Jasne, dzięki za ten przegląd. Widać, że faktycznie w detalach, w szczegółach potrafią się one dość mocno różnić i różne mogą mieć konsekwencje. Czy znasz jakieś strony, serwisy, miejsca w sieci, gdzie dałoby się przynajmniej zapoznać z tymi licencjami, a idealnie w jakiś sposób je porównać, dobrać taką licencję do rozwiązania open source?

 

Myślę, że zacznijmy od jakby głównego źródła. Sama strona open source ma zakładkę licenses. Jeżeli wejdziemy sobie na opensource.org/licenses, tam mamy całą listę licencji, które są OSI approved, czyli jakby zaakceptowane przez Open Source Initiative jako licencje typu open source. Tam mamy wyszukiwarkę, możemy wyszukiwać te po słowach kluczowych czy po nazwie, zapoznać się z warunkami i dowiedzieć się, z czym to się je, dokładnie jak wyglądają warunki tej licencji.
+ + + +
:: CO ZROBISZ ::
a) Wypisz, proszę, wszystkie określenia, którymi w pytaniu z tekstu o licencjach open source nazwano miejsca w internecie.
b) Napisz dalszy ciąg tekstu o licencjach open source, zaczynając po jego ostatnim zdaniu.
Wiersze to osobny materiał, niezwiązany z tekstem o licencjach open source.

:: ZAPISANE DANE ::
+ + + +
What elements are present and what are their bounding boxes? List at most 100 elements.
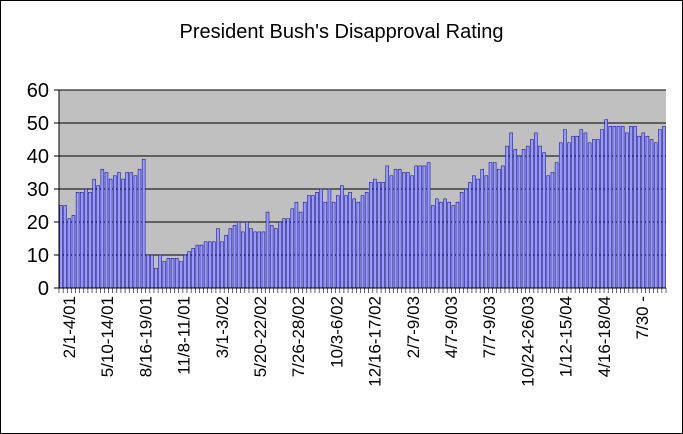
+ + + +
:: ODPOWIEDZI PO KOLEI ::
a) strony, serwisy, miejsca w sieci

b)
Natomiast jeżeli chcielibyśmy coś prostszego, jakiś łatwiejszy sposób, gdzie poprowadzi nas to bardziej za rękę, jest taka stronka choosealicense.com. która pozwala nam na wybór open source’owej licencji i to zarówno przyda się osobom, które korzystają z frameworków czy bibliotek dostarczonych z zewnątrz, jak i osobom, które chciałyby na własną rękę rozwijać taki software open source’owy, gdzie mamy całą masę takich przykładów, jak pytanie: which of the following best describes your situation? Czyli który z wyżej wymienionych opisuje idealnie twoją sytuację? I mamy możliwość na podstawie tego wybrania do naszej sytuacji, do naszych jakby warunków, która licencja będzie nam najbardziej odpowiadała, najbardziej pasowała.

Tak że te dwie stronki polecam jako drogowskaz, który pokazałby potencjalnym użytkownikom, które licencje byłyby dla nich najbardziej interesujące i najlepsze w ich przypadku.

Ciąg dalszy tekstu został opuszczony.